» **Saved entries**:
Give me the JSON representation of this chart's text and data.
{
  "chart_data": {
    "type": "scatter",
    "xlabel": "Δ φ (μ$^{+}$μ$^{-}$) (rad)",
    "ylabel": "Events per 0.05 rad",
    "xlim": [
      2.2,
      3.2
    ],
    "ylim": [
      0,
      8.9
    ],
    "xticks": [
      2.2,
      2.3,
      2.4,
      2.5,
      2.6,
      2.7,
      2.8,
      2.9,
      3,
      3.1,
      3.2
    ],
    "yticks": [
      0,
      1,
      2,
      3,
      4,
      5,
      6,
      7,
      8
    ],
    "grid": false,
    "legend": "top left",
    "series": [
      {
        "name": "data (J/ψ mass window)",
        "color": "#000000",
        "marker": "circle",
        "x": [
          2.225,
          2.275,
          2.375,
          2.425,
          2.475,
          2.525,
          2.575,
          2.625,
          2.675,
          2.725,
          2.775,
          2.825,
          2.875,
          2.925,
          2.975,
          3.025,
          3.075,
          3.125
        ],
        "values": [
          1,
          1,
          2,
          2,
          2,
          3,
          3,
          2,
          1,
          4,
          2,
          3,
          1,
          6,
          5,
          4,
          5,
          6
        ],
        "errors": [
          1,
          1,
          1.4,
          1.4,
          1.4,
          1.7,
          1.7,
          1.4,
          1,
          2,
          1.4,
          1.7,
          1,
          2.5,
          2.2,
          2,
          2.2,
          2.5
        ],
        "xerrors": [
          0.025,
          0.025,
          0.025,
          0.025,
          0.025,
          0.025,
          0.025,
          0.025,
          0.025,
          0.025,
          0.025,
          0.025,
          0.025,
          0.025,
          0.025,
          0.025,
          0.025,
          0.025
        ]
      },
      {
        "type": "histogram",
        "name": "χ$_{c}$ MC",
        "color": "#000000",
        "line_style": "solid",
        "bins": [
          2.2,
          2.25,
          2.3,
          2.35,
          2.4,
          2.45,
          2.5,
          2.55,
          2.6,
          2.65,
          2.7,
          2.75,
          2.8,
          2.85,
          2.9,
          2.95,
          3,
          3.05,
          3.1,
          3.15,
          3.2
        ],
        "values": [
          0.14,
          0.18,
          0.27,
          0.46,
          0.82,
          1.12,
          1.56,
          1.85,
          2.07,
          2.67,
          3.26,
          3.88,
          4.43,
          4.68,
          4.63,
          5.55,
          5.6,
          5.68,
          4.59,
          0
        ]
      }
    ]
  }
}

» **WHAT THE TASK ASKS**:
Repeat the records above in full, character for character.

» **REPLY TO THE TASK**:
Give me the JSON representation of this chart's text and data.
{
  "chart_data": {
    "type": "scatter",
    "xlabel": "Δ φ (μ$^{+}$μ$^{-}$) (rad)",
    "ylabel": "Events per 0.05 rad",
    "xlim": [
      2.2,
      3.2
    ],
    "ylim": [
      0,
      8.9
    ],
    "xticks": [
      2.2,
      2.3,
      2.4,
      2.5,
      2.6,
      2.7,
      2.8,
      2.9,
      3,
      3.1,
      3.2
    ],
    "yticks": [
      0,
      1,
      2,
      3,
      4,
      5,
      6,
      7,
      8
    ],
    "grid": false,
    "legend": "top left",
    "series": [
      {
        "name": "data (J/ψ mass window)",
        "color": "#000000",
        "marker": "circle",
        "x": [
          2.225,
          2.275,
          2.375,
          2.425,
          2.475,
          2.525,
          2.575,
          2.625,
          2.675,
          2.725,
          2.775,
          2.825,
          2.875,
          2.925,
          2.975,
          3.025,
          3.075,
          3.125
        ],
        "values": [
          1,
          1,
          2,
          2,
          2,
          3,
          3,
          2,
          1,
          4,
          2,
          3,
          1,
          6,
          5,
          4,
          5,
          6
        ],
        "errors": [
          1,
          1,
          1.4,
          1.4,
          1.4,
          1.7,
          1.7,
          1.4,
          1,
          2,
          1.4,
          1.7,
          1,
          2.5,
          2.2,
          2,
          2.2,
          2.5
        ],
        "xerrors": [
          0.025,
          0.025,
          0.025,
          0.025,
          0.025,
          0.025,
          0.025,
          0.025,
          0.025,
          0.025,
          0.025,
          0.025,
          0.025,
          0.025,
          0.025,
          0.025,
          0.025,
          0.025
        ]
      },
      {
        "type": "histogram",
        "name": "χ$_{c}$ MC",
        "color": "#000000",
        "line_style": "solid",
        "bins": [
          2.2,
          2.25,
          2.3,
          2.35,
          2.4,
          2.45,
          2.5,
          2.55,
          2.6,
          2.65,
          2.7,
          2.75,
          2.8,
          2.85,
          2.9,
          2.95,
          3,
          3.05,
          3.1,
          3.15,
          3.2
        ],
        "values": [
          0.14,
          0.18,
          0.27,
          0.46,
          0.82,
          1.12,
          1.56,
          1.85,
          2.07,
          2.67,
          3.26,
          3.88,
          4.43,
          4.68,
          4.63,
          5.55,
          5.6,
          5.68,
          4.59,
          0
        ]
      }
    ]
  }
}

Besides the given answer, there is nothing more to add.